:: Raw records ::
%%

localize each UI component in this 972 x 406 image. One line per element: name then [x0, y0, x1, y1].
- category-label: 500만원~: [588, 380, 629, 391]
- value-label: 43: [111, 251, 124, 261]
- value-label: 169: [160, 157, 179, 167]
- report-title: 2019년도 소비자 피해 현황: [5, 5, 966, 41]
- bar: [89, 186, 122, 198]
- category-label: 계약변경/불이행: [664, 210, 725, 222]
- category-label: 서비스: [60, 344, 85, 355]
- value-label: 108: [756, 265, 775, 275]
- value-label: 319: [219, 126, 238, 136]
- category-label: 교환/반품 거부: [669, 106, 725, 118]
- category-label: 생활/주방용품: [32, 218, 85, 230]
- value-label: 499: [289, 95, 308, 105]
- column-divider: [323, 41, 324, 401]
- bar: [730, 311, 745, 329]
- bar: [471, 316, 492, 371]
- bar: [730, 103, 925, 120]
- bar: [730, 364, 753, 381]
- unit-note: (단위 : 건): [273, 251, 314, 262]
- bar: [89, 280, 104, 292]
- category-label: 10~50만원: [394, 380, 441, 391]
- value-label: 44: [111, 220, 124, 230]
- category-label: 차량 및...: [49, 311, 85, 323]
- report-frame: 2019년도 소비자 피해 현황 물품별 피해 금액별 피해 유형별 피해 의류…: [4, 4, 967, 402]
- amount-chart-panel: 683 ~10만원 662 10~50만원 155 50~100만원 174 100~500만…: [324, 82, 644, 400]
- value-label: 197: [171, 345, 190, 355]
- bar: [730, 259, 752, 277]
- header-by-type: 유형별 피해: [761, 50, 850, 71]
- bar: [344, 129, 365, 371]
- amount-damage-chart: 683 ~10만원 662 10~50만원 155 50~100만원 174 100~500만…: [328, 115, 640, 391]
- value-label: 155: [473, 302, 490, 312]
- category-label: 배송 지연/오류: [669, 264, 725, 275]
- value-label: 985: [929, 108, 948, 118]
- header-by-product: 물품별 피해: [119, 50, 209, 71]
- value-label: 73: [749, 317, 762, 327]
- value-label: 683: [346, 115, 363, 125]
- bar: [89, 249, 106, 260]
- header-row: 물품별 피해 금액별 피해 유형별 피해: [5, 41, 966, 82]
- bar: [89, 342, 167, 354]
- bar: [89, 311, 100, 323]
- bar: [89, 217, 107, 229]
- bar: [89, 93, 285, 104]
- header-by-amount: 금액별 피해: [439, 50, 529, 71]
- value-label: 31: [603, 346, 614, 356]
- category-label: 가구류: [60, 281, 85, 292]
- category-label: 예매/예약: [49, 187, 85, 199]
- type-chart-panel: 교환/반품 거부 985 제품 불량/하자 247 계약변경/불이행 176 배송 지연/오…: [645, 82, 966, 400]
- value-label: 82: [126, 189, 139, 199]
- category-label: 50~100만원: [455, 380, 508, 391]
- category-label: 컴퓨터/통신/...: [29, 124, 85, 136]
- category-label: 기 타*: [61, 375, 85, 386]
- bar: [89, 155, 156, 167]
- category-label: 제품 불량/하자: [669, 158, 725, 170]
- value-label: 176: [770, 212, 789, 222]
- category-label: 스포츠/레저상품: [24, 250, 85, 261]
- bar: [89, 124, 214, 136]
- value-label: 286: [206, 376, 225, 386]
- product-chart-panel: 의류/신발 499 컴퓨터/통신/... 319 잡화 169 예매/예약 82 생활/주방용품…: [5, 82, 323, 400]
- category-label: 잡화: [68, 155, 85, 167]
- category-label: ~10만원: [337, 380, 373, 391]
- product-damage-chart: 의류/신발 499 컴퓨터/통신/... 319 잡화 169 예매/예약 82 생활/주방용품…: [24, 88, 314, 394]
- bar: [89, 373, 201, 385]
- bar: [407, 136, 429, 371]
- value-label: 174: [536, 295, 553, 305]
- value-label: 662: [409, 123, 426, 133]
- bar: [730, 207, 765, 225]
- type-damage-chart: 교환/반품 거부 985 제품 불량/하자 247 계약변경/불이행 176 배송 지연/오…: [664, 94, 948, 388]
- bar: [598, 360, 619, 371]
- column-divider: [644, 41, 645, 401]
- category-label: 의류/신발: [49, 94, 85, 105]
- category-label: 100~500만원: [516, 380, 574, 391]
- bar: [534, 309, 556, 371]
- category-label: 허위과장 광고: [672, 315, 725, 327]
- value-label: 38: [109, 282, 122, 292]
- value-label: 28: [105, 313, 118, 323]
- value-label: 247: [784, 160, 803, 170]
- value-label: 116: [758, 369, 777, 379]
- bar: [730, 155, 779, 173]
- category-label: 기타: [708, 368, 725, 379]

%%

Return all the lines of the material above, unchanged.

:: WRITTEN ANSWER ::
localize each UI component in this 972 x 406 image. One line per element: name then [x0, y0, x1, y1].
- category-label: 500만원~: [588, 380, 629, 391]
- value-label: 43: [111, 251, 124, 261]
- value-label: 169: [160, 157, 179, 167]
- report-title: 2019년도 소비자 피해 현황: [5, 5, 966, 41]
- bar: [89, 186, 122, 198]
- category-label: 계약변경/불이행: [664, 210, 725, 222]
- category-label: 서비스: [60, 344, 85, 355]
- value-label: 108: [756, 265, 775, 275]
- value-label: 319: [219, 126, 238, 136]
- category-label: 교환/반품 거부: [669, 106, 725, 118]
- category-label: 생활/주방용품: [32, 218, 85, 230]
- value-label: 499: [289, 95, 308, 105]
- column-divider: [323, 41, 324, 401]
- bar: [730, 311, 745, 329]
- bar: [471, 316, 492, 371]
- bar: [730, 103, 925, 120]
- bar: [730, 364, 753, 381]
- unit-note: (단위 : 건): [273, 251, 314, 262]
- bar: [89, 280, 104, 292]
- category-label: 10~50만원: [394, 380, 441, 391]
- value-label: 44: [111, 220, 124, 230]
- category-label: 차량 및...: [49, 311, 85, 323]
- report-frame: 2019년도 소비자 피해 현황 물품별 피해 금액별 피해 유형별 피해 의류…: [4, 4, 967, 402]
- amount-chart-panel: 683 ~10만원 662 10~50만원 155 50~100만원 174 100~500만…: [324, 82, 644, 400]
- value-label: 197: [171, 345, 190, 355]
- bar: [730, 259, 752, 277]
- header-by-type: 유형별 피해: [761, 50, 850, 71]
- bar: [344, 129, 365, 371]
- amount-damage-chart: 683 ~10만원 662 10~50만원 155 50~100만원 174 100~500만…: [328, 115, 640, 391]
- value-label: 155: [473, 302, 490, 312]
- category-label: 배송 지연/오류: [669, 264, 725, 275]
- value-label: 985: [929, 108, 948, 118]
- header-by-product: 물품별 피해: [119, 50, 209, 71]
- value-label: 73: [749, 317, 762, 327]
- value-label: 683: [346, 115, 363, 125]
- bar: [89, 249, 106, 260]
- header-row: 물품별 피해 금액별 피해 유형별 피해: [5, 41, 966, 82]
- bar: [89, 342, 167, 354]
- bar: [89, 311, 100, 323]
- bar: [89, 217, 107, 229]
- bar: [89, 93, 285, 104]
- header-by-amount: 금액별 피해: [439, 50, 529, 71]
- value-label: 31: [603, 346, 614, 356]
- category-label: 가구류: [60, 281, 85, 292]
- category-label: 예매/예약: [49, 187, 85, 199]
- type-chart-panel: 교환/반품 거부 985 제품 불량/하자 247 계약변경/불이행 176 배송 지연/오…: [645, 82, 966, 400]
- value-label: 82: [126, 189, 139, 199]
- category-label: 50~100만원: [455, 380, 508, 391]
- category-label: 컴퓨터/통신/...: [29, 124, 85, 136]
- category-label: 기 타*: [61, 375, 85, 386]
- bar: [89, 155, 156, 167]
- category-label: 제품 불량/하자: [669, 158, 725, 170]
- value-label: 176: [770, 212, 789, 222]
- category-label: 스포츠/레저상품: [24, 250, 85, 261]
- bar: [89, 124, 214, 136]
- value-label: 286: [206, 376, 225, 386]
- product-chart-panel: 의류/신발 499 컴퓨터/통신/... 319 잡화 169 예매/예약 82 생활/주방용품…: [5, 82, 323, 400]
- category-label: 잡화: [68, 155, 85, 167]
- category-label: ~10만원: [337, 380, 373, 391]
- product-damage-chart: 의류/신발 499 컴퓨터/통신/... 319 잡화 169 예매/예약 82 생활/주방용품…: [24, 88, 314, 394]
- bar: [89, 373, 201, 385]
- bar: [407, 136, 429, 371]
- value-label: 174: [536, 295, 553, 305]
- value-label: 662: [409, 123, 426, 133]
- bar: [730, 207, 765, 225]
- type-damage-chart: 교환/반품 거부 985 제품 불량/하자 247 계약변경/불이행 176 배송 지연/오…: [664, 94, 948, 388]
- bar: [598, 360, 619, 371]
- column-divider: [644, 41, 645, 401]
- category-label: 의류/신발: [49, 94, 85, 105]
- category-label: 100~500만원: [516, 380, 574, 391]
- bar: [534, 309, 556, 371]
- category-label: 허위과장 광고: [672, 315, 725, 327]
- value-label: 38: [109, 282, 122, 292]
- value-label: 28: [105, 313, 118, 323]
- value-label: 247: [784, 160, 803, 170]
- value-label: 116: [758, 369, 777, 379]
- bar: [730, 155, 779, 173]
- category-label: 기타: [708, 368, 725, 379]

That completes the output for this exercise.